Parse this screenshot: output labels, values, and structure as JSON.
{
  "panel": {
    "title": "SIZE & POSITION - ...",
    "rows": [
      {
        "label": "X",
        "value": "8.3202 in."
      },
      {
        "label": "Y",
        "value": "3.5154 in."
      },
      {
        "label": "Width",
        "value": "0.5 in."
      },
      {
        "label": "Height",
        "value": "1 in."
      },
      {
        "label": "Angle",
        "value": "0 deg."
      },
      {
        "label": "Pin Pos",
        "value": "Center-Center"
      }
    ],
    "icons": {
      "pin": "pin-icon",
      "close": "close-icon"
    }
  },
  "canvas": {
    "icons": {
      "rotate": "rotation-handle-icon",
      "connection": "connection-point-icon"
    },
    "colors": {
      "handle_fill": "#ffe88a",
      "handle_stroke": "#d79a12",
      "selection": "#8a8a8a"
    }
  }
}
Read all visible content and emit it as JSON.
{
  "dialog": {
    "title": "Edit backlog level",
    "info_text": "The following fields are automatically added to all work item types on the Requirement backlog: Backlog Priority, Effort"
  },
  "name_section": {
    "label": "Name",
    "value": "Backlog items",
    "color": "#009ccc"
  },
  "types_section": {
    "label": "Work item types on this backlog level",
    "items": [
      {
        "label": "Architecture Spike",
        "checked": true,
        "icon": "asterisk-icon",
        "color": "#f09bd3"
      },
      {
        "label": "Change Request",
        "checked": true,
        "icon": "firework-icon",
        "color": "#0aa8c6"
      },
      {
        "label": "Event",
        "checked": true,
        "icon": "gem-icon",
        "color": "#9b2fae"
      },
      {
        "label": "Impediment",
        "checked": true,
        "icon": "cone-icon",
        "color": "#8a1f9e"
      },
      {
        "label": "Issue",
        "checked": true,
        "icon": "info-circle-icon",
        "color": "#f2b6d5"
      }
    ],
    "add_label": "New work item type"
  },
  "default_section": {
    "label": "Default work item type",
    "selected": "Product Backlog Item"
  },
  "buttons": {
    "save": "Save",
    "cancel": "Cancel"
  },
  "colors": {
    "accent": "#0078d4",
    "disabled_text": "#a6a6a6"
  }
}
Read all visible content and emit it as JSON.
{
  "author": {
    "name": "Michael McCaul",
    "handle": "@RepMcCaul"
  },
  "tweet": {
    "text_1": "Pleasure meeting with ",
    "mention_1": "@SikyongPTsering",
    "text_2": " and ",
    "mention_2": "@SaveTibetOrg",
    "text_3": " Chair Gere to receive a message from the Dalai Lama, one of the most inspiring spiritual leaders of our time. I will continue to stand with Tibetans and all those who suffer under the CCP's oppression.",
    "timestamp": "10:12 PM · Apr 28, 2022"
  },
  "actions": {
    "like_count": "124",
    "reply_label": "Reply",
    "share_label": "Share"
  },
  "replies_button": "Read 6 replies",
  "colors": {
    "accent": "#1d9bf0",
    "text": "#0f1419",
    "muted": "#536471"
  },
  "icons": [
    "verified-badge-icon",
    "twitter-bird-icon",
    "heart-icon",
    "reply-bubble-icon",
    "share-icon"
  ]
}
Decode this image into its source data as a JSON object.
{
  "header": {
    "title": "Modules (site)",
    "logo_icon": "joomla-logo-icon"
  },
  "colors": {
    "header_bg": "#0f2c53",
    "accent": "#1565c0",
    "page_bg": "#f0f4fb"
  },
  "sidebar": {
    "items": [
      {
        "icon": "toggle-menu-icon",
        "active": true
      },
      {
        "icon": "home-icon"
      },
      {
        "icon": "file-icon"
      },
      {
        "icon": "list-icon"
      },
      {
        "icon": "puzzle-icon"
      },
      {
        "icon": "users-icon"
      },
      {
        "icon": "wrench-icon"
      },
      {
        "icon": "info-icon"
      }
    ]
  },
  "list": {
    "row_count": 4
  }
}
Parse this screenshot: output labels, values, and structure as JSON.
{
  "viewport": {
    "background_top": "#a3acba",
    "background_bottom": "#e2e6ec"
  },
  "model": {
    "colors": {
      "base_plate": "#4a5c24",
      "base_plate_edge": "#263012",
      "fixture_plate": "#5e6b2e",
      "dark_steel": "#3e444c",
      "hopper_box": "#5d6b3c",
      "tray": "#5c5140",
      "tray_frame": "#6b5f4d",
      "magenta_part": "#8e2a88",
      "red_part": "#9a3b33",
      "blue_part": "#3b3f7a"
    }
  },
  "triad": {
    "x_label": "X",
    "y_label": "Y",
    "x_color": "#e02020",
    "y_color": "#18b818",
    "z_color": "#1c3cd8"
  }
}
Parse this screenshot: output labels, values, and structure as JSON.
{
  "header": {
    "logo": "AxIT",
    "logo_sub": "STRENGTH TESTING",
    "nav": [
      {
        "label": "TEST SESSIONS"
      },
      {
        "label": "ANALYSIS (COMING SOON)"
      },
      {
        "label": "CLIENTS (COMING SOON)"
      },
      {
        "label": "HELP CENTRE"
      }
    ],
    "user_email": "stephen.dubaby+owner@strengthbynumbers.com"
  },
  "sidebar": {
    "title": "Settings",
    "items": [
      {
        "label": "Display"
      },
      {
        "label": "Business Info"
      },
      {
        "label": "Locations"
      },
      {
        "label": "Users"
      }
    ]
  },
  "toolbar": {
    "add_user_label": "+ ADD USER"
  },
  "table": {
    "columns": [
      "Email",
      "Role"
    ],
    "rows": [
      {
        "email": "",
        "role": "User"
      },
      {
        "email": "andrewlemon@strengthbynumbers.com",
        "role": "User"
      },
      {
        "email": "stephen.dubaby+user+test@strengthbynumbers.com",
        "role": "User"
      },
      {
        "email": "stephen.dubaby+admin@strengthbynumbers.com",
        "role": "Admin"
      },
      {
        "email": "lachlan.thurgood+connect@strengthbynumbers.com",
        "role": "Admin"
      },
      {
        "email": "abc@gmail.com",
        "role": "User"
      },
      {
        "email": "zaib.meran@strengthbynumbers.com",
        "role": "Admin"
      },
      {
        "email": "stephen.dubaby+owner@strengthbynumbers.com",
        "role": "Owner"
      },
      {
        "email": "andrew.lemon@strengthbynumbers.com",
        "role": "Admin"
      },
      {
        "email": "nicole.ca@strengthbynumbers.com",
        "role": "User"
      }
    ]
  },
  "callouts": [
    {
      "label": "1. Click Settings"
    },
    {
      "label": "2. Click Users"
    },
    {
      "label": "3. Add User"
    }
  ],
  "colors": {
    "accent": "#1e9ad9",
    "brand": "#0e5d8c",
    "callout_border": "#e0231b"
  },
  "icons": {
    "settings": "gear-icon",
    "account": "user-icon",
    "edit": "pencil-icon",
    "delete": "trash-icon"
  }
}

□ □ □ □

■ Stated exercise:
Take each line of the material that contains the word "dubaby" and list it.

■ Output below:
    "user_email": "stephen.dubaby+owner@strengthbynumbers.com"
        "email": "stephen.dubaby+user+test@strengthbynumbers.com",
        "email": "stephen.dubaby+admin@strengthbynumbers.com",
        "email": "stephen.dubaby+owner@strengthbynumbers.com",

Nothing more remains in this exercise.